Written task:
Repeat the following lines exactly as they appear, starting with the line containing "sort-down-icon[interactable] [310, 262, 321, 272]" and ending with the line containing "info-box: Mit dem", both included.

——

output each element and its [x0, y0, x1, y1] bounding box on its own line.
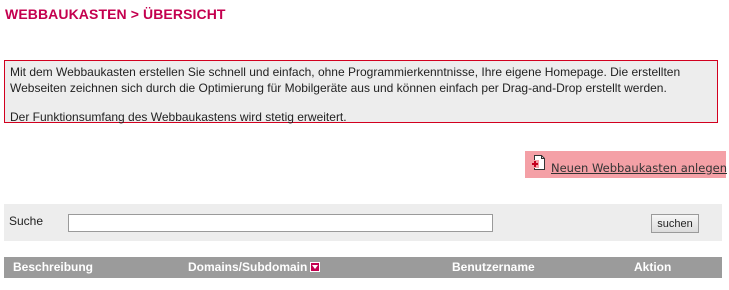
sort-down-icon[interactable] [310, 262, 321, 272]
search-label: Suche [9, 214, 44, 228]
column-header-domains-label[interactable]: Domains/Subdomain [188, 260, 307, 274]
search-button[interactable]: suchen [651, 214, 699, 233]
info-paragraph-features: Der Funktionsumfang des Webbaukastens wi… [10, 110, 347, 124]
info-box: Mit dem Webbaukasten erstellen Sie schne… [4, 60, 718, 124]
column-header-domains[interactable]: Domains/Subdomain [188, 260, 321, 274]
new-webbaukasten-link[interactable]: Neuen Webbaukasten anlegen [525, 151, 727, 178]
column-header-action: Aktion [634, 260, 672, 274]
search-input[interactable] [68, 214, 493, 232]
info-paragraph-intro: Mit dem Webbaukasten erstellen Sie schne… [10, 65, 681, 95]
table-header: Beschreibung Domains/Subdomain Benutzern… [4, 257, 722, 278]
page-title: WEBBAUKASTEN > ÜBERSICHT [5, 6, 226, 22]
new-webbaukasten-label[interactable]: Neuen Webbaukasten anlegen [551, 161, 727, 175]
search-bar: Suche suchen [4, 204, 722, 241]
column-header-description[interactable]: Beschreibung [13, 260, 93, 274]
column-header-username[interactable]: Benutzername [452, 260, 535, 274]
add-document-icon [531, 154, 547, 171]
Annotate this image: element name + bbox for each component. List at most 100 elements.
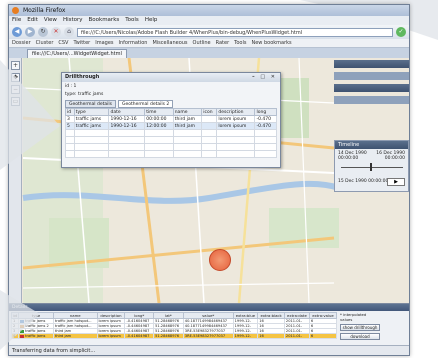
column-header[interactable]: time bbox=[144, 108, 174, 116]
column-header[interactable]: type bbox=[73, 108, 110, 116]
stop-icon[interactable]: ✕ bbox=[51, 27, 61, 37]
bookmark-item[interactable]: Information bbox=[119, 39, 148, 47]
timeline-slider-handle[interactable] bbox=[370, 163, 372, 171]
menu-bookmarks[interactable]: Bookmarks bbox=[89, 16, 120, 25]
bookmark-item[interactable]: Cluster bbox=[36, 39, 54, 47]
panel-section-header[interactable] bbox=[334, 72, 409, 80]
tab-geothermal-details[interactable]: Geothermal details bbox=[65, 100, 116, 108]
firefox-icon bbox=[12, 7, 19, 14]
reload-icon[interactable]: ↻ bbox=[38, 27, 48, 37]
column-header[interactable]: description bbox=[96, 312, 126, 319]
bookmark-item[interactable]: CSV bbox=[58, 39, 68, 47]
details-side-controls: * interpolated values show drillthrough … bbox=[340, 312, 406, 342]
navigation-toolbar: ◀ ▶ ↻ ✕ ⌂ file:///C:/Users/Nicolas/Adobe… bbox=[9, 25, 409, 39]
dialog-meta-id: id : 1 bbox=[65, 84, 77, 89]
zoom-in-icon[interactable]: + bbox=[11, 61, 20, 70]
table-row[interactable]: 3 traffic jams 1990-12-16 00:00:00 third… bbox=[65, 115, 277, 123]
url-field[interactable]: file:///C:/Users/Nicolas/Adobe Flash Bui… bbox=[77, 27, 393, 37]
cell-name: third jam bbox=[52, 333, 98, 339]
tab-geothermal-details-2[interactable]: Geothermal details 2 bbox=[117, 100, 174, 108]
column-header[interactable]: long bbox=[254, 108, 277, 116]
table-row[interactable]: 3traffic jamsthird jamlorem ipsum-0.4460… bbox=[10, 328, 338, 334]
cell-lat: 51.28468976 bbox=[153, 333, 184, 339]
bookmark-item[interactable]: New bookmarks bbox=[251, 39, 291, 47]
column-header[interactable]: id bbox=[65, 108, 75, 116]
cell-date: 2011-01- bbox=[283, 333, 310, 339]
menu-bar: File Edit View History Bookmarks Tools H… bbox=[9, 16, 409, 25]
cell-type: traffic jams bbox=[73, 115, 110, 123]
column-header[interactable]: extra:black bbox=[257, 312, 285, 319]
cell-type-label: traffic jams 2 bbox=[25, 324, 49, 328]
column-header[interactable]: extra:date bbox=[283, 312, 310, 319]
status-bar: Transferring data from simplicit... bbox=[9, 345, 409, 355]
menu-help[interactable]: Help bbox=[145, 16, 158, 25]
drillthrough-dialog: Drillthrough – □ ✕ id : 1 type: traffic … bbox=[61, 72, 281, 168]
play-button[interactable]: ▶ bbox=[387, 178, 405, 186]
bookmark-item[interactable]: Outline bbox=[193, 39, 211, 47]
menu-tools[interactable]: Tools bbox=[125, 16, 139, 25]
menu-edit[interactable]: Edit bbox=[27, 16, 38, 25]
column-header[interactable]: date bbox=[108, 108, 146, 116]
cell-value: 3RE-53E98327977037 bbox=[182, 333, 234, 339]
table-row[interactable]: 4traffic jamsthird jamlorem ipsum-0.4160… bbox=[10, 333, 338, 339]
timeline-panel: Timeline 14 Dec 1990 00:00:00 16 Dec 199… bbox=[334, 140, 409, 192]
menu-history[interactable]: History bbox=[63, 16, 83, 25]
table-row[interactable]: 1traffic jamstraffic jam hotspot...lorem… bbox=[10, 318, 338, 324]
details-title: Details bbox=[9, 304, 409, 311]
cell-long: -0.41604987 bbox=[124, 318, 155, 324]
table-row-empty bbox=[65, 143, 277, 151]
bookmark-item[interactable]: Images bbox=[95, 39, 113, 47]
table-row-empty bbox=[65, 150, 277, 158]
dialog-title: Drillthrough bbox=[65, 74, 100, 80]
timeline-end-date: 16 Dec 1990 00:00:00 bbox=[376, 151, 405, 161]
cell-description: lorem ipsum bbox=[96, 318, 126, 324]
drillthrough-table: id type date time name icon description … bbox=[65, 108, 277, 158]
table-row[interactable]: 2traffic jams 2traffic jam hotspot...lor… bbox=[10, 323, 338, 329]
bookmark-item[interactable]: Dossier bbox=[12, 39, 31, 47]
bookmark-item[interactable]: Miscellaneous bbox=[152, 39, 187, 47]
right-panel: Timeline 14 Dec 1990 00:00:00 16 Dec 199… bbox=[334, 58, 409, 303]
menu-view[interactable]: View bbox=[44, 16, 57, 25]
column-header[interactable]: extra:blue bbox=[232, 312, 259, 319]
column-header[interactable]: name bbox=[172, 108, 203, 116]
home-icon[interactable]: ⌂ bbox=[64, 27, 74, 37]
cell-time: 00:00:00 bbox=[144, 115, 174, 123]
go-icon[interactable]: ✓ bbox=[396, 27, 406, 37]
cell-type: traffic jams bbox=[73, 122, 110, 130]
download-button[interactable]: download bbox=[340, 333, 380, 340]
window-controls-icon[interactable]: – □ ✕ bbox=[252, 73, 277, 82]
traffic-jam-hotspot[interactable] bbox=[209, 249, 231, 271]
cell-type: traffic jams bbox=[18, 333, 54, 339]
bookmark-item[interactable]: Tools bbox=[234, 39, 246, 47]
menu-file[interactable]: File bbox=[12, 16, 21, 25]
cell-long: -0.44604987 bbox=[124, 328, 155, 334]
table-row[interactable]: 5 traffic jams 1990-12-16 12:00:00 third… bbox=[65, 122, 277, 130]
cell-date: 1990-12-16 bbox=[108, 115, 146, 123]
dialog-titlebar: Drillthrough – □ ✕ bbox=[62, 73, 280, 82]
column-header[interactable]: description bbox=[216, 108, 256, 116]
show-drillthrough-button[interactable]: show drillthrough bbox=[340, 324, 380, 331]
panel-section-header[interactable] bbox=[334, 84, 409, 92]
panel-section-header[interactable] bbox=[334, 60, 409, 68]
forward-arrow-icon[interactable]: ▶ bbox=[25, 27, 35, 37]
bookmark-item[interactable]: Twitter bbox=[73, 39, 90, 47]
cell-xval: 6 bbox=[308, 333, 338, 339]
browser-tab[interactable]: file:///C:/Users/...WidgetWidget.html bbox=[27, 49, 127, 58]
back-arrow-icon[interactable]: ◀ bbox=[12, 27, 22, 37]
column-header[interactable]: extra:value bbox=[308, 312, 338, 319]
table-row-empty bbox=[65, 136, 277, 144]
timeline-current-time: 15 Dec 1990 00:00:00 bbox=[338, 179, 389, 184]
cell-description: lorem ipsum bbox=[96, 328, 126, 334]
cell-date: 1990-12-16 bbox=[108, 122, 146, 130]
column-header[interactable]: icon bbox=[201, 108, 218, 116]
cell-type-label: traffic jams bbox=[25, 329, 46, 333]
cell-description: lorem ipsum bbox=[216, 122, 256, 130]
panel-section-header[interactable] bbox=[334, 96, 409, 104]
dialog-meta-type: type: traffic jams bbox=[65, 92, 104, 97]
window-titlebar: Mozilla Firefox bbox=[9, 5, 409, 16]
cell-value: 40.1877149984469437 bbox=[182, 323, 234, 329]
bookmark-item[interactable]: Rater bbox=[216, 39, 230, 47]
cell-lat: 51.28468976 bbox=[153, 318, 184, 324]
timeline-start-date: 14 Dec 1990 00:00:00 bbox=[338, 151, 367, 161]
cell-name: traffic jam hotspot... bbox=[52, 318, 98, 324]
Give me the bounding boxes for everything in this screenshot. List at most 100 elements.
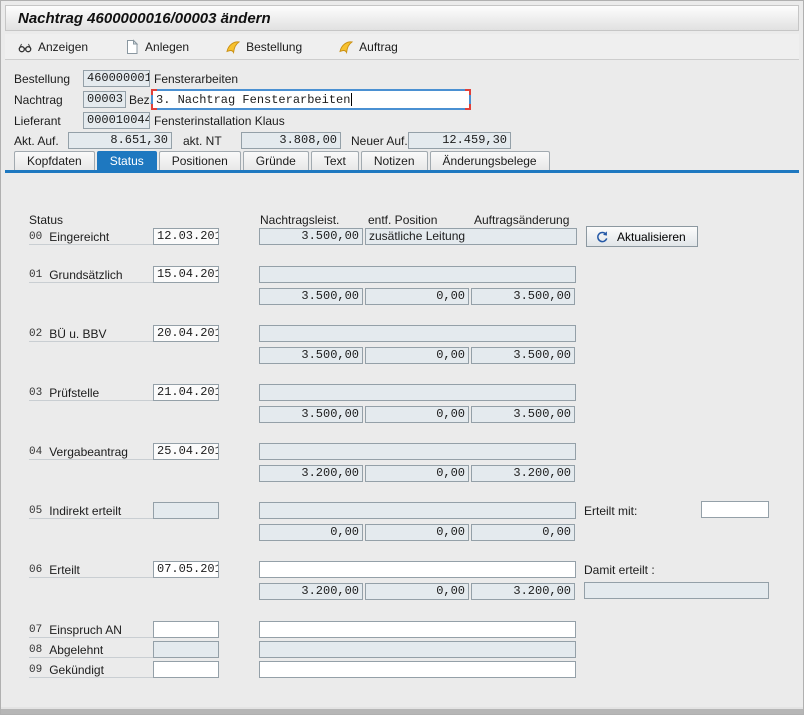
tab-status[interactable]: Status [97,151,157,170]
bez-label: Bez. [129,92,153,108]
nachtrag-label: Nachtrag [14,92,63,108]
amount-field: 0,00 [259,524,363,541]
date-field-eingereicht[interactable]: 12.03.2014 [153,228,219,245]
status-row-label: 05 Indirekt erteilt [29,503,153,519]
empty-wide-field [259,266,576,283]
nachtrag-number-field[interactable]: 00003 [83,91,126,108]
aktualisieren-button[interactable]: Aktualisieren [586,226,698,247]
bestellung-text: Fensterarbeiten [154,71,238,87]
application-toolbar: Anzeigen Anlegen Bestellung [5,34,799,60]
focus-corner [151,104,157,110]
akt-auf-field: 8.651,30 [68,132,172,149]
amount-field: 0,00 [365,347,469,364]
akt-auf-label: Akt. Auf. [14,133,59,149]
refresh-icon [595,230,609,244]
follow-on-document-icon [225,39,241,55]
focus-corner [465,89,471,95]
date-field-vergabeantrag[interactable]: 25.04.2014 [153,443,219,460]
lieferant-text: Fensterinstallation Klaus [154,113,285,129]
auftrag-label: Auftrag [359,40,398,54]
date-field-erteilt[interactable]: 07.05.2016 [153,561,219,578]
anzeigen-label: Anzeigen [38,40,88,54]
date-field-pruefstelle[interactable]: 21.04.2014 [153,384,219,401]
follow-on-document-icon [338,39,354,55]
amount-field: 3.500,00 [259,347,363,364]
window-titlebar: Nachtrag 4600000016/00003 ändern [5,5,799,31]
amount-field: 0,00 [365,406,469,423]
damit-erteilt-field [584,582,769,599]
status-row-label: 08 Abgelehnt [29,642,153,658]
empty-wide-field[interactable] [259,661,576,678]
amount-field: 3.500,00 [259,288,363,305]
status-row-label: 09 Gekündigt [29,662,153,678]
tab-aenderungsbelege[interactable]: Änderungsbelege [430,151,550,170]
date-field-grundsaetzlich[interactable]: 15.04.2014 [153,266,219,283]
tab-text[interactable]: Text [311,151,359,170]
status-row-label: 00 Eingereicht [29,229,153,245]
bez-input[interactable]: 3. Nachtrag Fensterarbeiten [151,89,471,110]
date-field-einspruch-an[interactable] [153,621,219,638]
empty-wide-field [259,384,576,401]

——

Exercise result:
sort-down-icon[interactable] [310, 262, 321, 272]
search-label: Suche [9, 214, 44, 228]
column-header-domains-label[interactable]: Domains/Subdomain [188, 260, 307, 274]
search-button[interactable]: suchen [651, 214, 699, 233]
info-paragraph-features: Der Funktionsumfang des Webbaukastens wi… [10, 110, 347, 124]
info-box: Mit dem Webbaukasten erstellen Sie schne… [4, 60, 718, 124]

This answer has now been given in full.